[YOUR GOAL]
Below, find each line holding "name" and state how many there are, using the number alone.

[DATA ROWS]
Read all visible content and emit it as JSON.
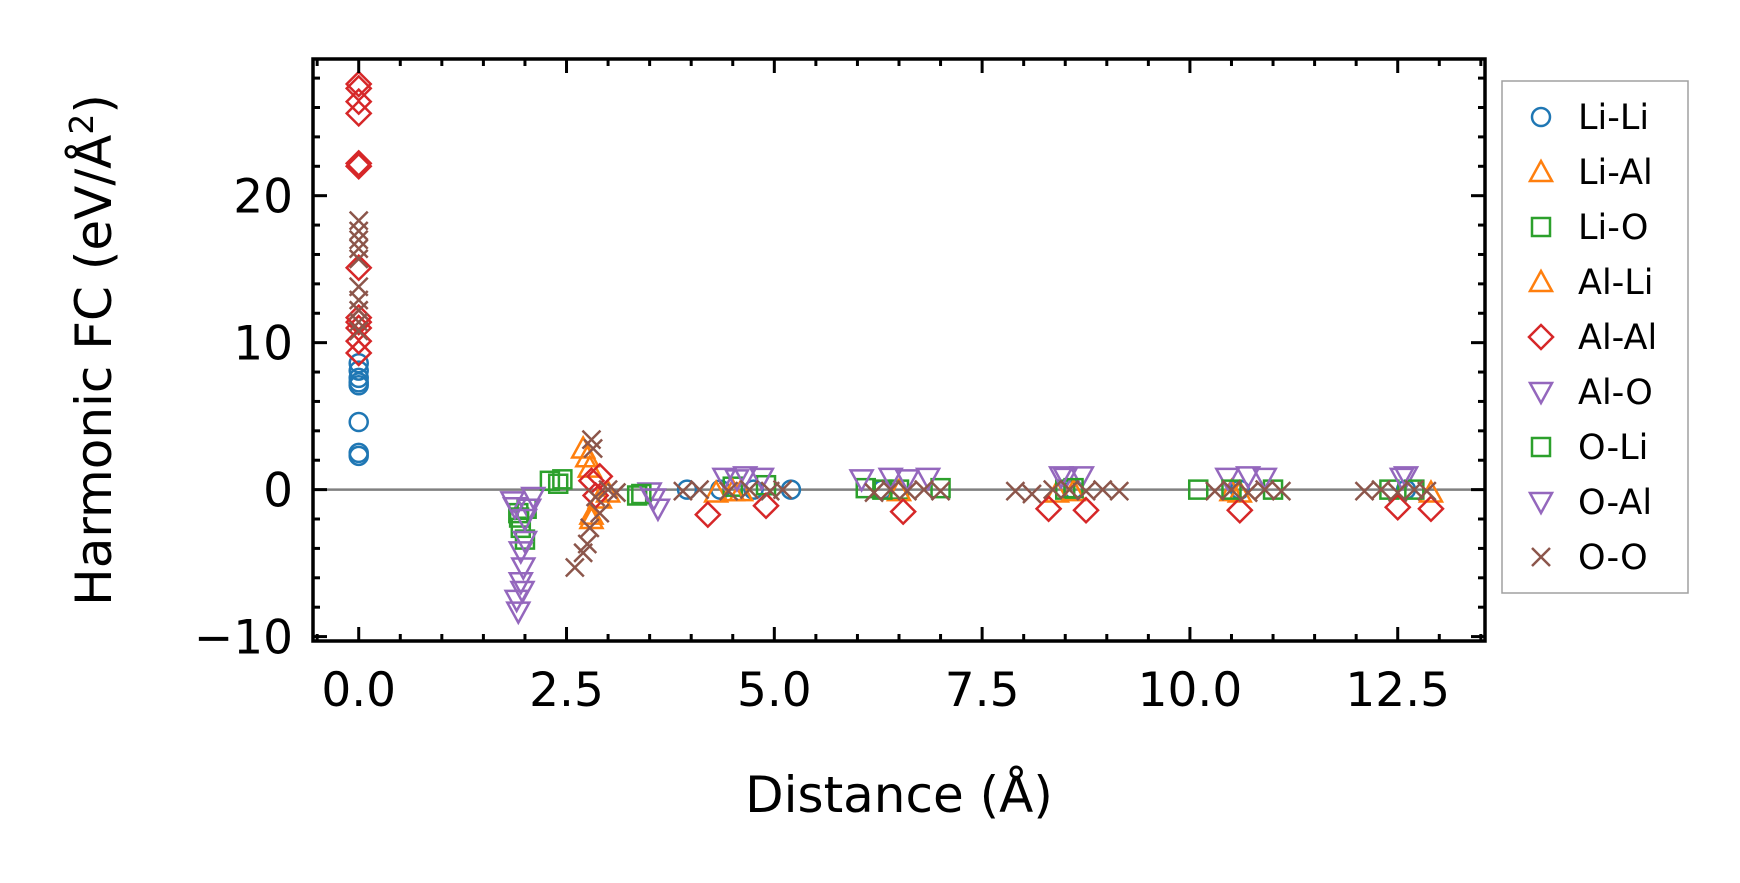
{
  "chart_data": {
    "type": "scatter",
    "xlabel": "Distance (Å)",
    "ylabel_main": "Harmonic FC (eV/Å",
    "ylabel_sup": "2",
    "ylabel_close": ")",
    "xlim": [
      -0.55,
      13.55
    ],
    "ylim": [
      -10.3,
      29.3
    ],
    "xticks": [
      0.0,
      2.5,
      5.0,
      7.5,
      10.0,
      12.5
    ],
    "xtick_labels": [
      "0.0",
      "2.5",
      "5.0",
      "7.5",
      "10.0",
      "12.5"
    ],
    "yticks": [
      -10,
      0,
      10,
      20
    ],
    "ytick_labels": [
      "−10",
      "0",
      "10",
      "20"
    ],
    "zero_line": true,
    "legend_position": "outside-right",
    "series": [
      {
        "name": "Li-Li",
        "marker": "circle",
        "color": "#1f77b4",
        "points": [
          [
            0,
            2.3
          ],
          [
            0,
            2.5
          ],
          [
            0,
            4.6
          ],
          [
            0,
            7.1
          ],
          [
            0,
            7.3
          ],
          [
            0,
            7.6
          ],
          [
            0,
            8.1
          ],
          [
            0,
            8.6
          ],
          [
            3.95,
            0
          ],
          [
            4.35,
            0
          ],
          [
            4.75,
            0
          ],
          [
            5.2,
            0
          ],
          [
            6.3,
            0
          ],
          [
            8.6,
            0
          ],
          [
            10.6,
            0
          ],
          [
            12.6,
            0
          ]
        ]
      },
      {
        "name": "Li-Al",
        "marker": "triangle-up",
        "color": "#ff7f0e",
        "points": [
          [
            2.75,
            2.2
          ],
          [
            2.78,
            1.5
          ],
          [
            2.8,
            -1.7
          ],
          [
            2.9,
            -0.6
          ],
          [
            3.0,
            -0.2
          ],
          [
            4.3,
            -0.2
          ],
          [
            4.6,
            -0.1
          ],
          [
            8.4,
            -0.2
          ],
          [
            10.6,
            -0.2
          ],
          [
            12.9,
            -0.2
          ]
        ]
      },
      {
        "name": "Li-O",
        "marker": "square",
        "color": "#2ca02c",
        "points": [
          [
            1.92,
            -1.6
          ],
          [
            1.95,
            -2.6
          ],
          [
            2.0,
            -3.4
          ],
          [
            2.02,
            -1.3
          ],
          [
            2.3,
            0.6
          ],
          [
            2.45,
            0.7
          ],
          [
            3.35,
            -0.4
          ],
          [
            4.5,
            0.2
          ],
          [
            4.9,
            0.3
          ],
          [
            6.1,
            0.1
          ],
          [
            6.5,
            0
          ],
          [
            7.0,
            0.1
          ],
          [
            8.5,
            0
          ],
          [
            10.1,
            0
          ],
          [
            11.0,
            0
          ],
          [
            12.4,
            0
          ]
        ]
      },
      {
        "name": "Al-Li",
        "marker": "triangle-up",
        "color": "#ff7f0e",
        "points": [
          [
            2.7,
            2.8
          ],
          [
            2.8,
            -2.0
          ],
          [
            4.5,
            -0.1
          ],
          [
            6.5,
            -0.1
          ],
          [
            8.6,
            -0.1
          ],
          [
            10.5,
            -0.1
          ]
        ]
      },
      {
        "name": "Al-Al",
        "marker": "diamond",
        "color": "#d62728",
        "points": [
          [
            0,
            27.6
          ],
          [
            0,
            27.3
          ],
          [
            0,
            26.4
          ],
          [
            0,
            25.6
          ],
          [
            0,
            22.2
          ],
          [
            0,
            22.0
          ],
          [
            0,
            15.1
          ],
          [
            0,
            11.7
          ],
          [
            0,
            11.4
          ],
          [
            0,
            11.0
          ],
          [
            0,
            10.1
          ],
          [
            0,
            9.3
          ],
          [
            2.8,
            0.6
          ],
          [
            2.85,
            -0.4
          ],
          [
            2.9,
            0.9
          ],
          [
            4.2,
            -1.7
          ],
          [
            4.9,
            -1.1
          ],
          [
            6.55,
            -1.5
          ],
          [
            8.3,
            -1.3
          ],
          [
            8.75,
            -1.4
          ],
          [
            10.6,
            -1.4
          ],
          [
            12.5,
            -1.2
          ],
          [
            12.9,
            -1.3
          ]
        ]
      },
      {
        "name": "Al-O",
        "marker": "triangle-down",
        "color": "#9467bd",
        "points": [
          [
            1.85,
            -0.8
          ],
          [
            1.9,
            -7.5
          ],
          [
            1.92,
            -8.3
          ],
          [
            1.95,
            -6.3
          ],
          [
            1.97,
            -6.9
          ],
          [
            1.98,
            -5.3
          ],
          [
            2.0,
            -3.5
          ],
          [
            2.05,
            -1.3
          ],
          [
            2.1,
            -0.5
          ],
          [
            3.5,
            -0.2
          ],
          [
            3.6,
            -1.3
          ],
          [
            4.4,
            0.8
          ],
          [
            4.65,
            0.9
          ],
          [
            4.85,
            0.8
          ],
          [
            6.05,
            0.7
          ],
          [
            6.6,
            0.7
          ],
          [
            6.85,
            0.8
          ],
          [
            8.5,
            0.8
          ],
          [
            8.7,
            0.9
          ],
          [
            10.45,
            0.8
          ],
          [
            10.9,
            0.8
          ],
          [
            12.6,
            0.9
          ]
        ]
      },
      {
        "name": "O-Li",
        "marker": "square",
        "color": "#2ca02c",
        "points": [
          [
            1.93,
            -1.9
          ],
          [
            2.4,
            0.4
          ],
          [
            3.4,
            -0.3
          ],
          [
            6.3,
            0
          ],
          [
            8.6,
            0.1
          ],
          [
            10.5,
            0
          ],
          [
            12.7,
            0
          ]
        ]
      },
      {
        "name": "O-Al",
        "marker": "triangle-down",
        "color": "#9467bd",
        "points": [
          [
            1.88,
            -1.2
          ],
          [
            1.95,
            -4.2
          ],
          [
            2.0,
            -2.0
          ],
          [
            3.55,
            -0.6
          ],
          [
            4.55,
            0.7
          ],
          [
            6.4,
            0.8
          ],
          [
            8.45,
            0.9
          ],
          [
            10.7,
            0.9
          ],
          [
            12.55,
            0.8
          ]
        ]
      },
      {
        "name": "O-O",
        "marker": "x",
        "color": "#8c564b",
        "points": [
          [
            0,
            18.3
          ],
          [
            0,
            17.6
          ],
          [
            0,
            17.0
          ],
          [
            0,
            16.4
          ],
          [
            0,
            15.7
          ],
          [
            0,
            13.8
          ],
          [
            0,
            12.9
          ],
          [
            0,
            12.2
          ],
          [
            0,
            11.4
          ],
          [
            0,
            10.8
          ],
          [
            2.6,
            -5.3
          ],
          [
            2.7,
            -4.3
          ],
          [
            2.75,
            -3.7
          ],
          [
            2.78,
            -2.6
          ],
          [
            2.8,
            3.4
          ],
          [
            2.82,
            2.8
          ],
          [
            2.85,
            -0.5
          ],
          [
            2.9,
            -1.6
          ],
          [
            3.0,
            0
          ],
          [
            3.1,
            -0.2
          ],
          [
            3.9,
            -0.1
          ],
          [
            4.1,
            0
          ],
          [
            4.45,
            -0.1
          ],
          [
            4.7,
            0
          ],
          [
            4.95,
            -0.1
          ],
          [
            5.1,
            0
          ],
          [
            6.2,
            -0.2
          ],
          [
            6.4,
            0
          ],
          [
            6.6,
            -0.1
          ],
          [
            6.8,
            0
          ],
          [
            7.0,
            -0.1
          ],
          [
            7.9,
            -0.1
          ],
          [
            8.1,
            -0.3
          ],
          [
            8.35,
            0
          ],
          [
            8.55,
            0
          ],
          [
            8.75,
            -0.1
          ],
          [
            8.95,
            0
          ],
          [
            9.15,
            -0.1
          ],
          [
            10.3,
            -0.1
          ],
          [
            10.5,
            0
          ],
          [
            10.7,
            -0.2
          ],
          [
            10.9,
            0
          ],
          [
            11.1,
            -0.1
          ],
          [
            12.1,
            -0.1
          ],
          [
            12.3,
            0
          ],
          [
            12.5,
            -0.2
          ],
          [
            12.7,
            0
          ],
          [
            12.85,
            -0.1
          ]
        ]
      }
    ]
  }
}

[REPLY]
9